Data excerpts
##############################
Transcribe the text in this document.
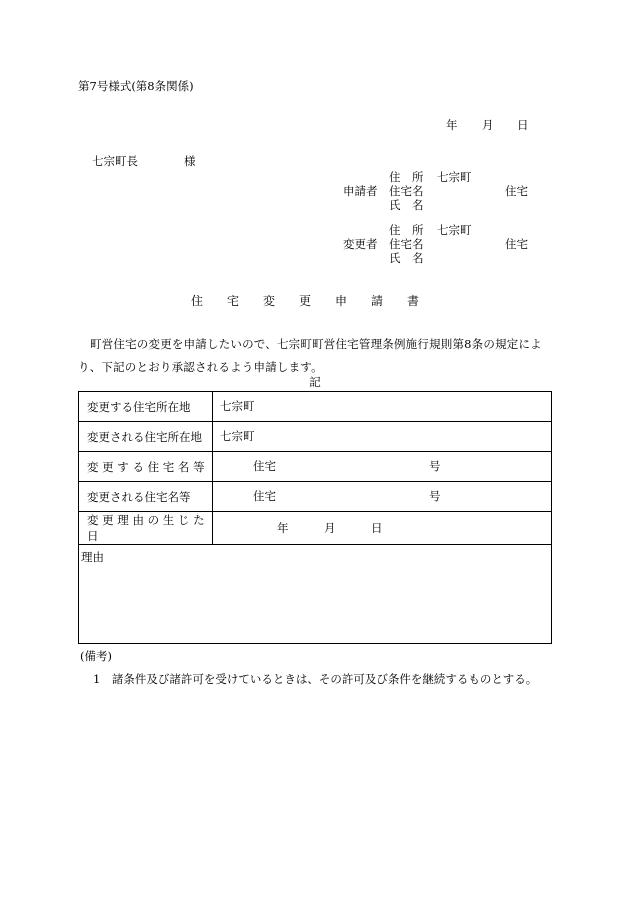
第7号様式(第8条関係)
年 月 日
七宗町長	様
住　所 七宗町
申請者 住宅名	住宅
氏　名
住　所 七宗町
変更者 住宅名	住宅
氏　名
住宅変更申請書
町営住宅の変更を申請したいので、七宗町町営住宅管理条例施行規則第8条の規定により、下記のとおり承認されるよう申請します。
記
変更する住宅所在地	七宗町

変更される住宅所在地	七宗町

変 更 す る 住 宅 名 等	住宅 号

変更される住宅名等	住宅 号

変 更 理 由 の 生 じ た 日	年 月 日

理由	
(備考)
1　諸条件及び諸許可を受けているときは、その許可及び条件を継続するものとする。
##############################
What is required
Transcribe the material exactly, keeping every word and none of the pictures.

Exercise solution
Transcribe the text in this document.
第7号様式(第8条関係)
年 月 日
七宗町長	様
住　所 七宗町
申請者 住宅名	住宅
氏　名
住　所 七宗町
変更者 住宅名	住宅
氏　名
住宅変更申請書
町営住宅の変更を申請したいので、七宗町町営住宅管理条例施行規則第8条の規定により、下記のとおり承認されるよう申請します。
記
変更する住宅所在地	七宗町

変更される住宅所在地	七宗町

変 更 す る 住 宅 名 等	住宅 号

変更される住宅名等	住宅 号

変 更 理 由 の 生 じ た 日	年 月 日

理由	
(備考)
1　諸条件及び諸許可を受けているときは、その許可及び条件を継続するものとする。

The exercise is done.